====== DATA LISTING

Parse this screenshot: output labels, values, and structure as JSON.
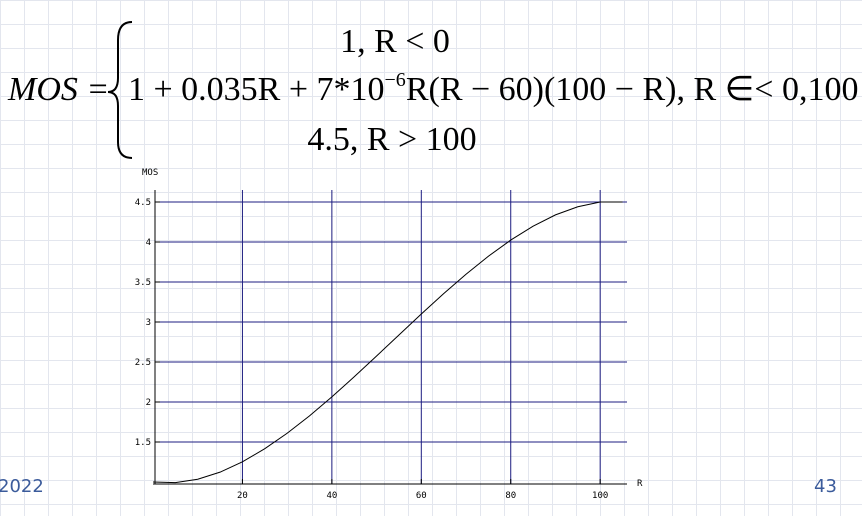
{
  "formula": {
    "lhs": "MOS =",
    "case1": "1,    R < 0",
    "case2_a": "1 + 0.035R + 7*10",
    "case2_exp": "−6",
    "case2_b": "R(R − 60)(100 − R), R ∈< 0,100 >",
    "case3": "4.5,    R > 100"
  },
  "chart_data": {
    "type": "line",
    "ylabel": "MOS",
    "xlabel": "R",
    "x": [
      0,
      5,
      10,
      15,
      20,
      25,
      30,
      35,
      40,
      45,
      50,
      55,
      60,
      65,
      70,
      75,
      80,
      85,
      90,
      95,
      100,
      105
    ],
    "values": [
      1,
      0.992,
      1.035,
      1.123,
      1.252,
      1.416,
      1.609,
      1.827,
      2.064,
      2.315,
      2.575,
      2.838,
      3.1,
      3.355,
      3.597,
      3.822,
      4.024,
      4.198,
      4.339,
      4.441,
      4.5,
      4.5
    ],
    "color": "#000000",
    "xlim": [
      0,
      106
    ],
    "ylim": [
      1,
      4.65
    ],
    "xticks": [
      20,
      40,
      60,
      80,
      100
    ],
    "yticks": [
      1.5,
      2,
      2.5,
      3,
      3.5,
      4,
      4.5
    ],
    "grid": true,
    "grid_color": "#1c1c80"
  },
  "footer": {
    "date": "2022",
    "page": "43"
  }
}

============

YOUR GOAL →
Please transcribe the material above exactly as written. Leave the pictures out.

REPLY TO THE TASK →
Parse this screenshot: output labels, values, and structure as JSON.
{
  "formula": {
    "lhs": "MOS =",
    "case1": "1,    R < 0",
    "case2_a": "1 + 0.035R + 7*10",
    "case2_exp": "−6",
    "case2_b": "R(R − 60)(100 − R), R ∈< 0,100 >",
    "case3": "4.5,    R > 100"
  },
  "chart_data": {
    "type": "line",
    "ylabel": "MOS",
    "xlabel": "R",
    "x": [
      0,
      5,
      10,
      15,
      20,
      25,
      30,
      35,
      40,
      45,
      50,
      55,
      60,
      65,
      70,
      75,
      80,
      85,
      90,
      95,
      100,
      105
    ],
    "values": [
      1,
      0.992,
      1.035,
      1.123,
      1.252,
      1.416,
      1.609,
      1.827,
      2.064,
      2.315,
      2.575,
      2.838,
      3.1,
      3.355,
      3.597,
      3.822,
      4.024,
      4.198,
      4.339,
      4.441,
      4.5,
      4.5
    ],
    "color": "#000000",
    "xlim": [
      0,
      106
    ],
    "ylim": [
      1,
      4.65
    ],
    "xticks": [
      20,
      40,
      60,
      80,
      100
    ],
    "yticks": [
      1.5,
      2,
      2.5,
      3,
      3.5,
      4,
      4.5
    ],
    "grid": true,
    "grid_color": "#1c1c80"
  },
  "footer": {
    "date": "2022",
    "page": "43"
  }
}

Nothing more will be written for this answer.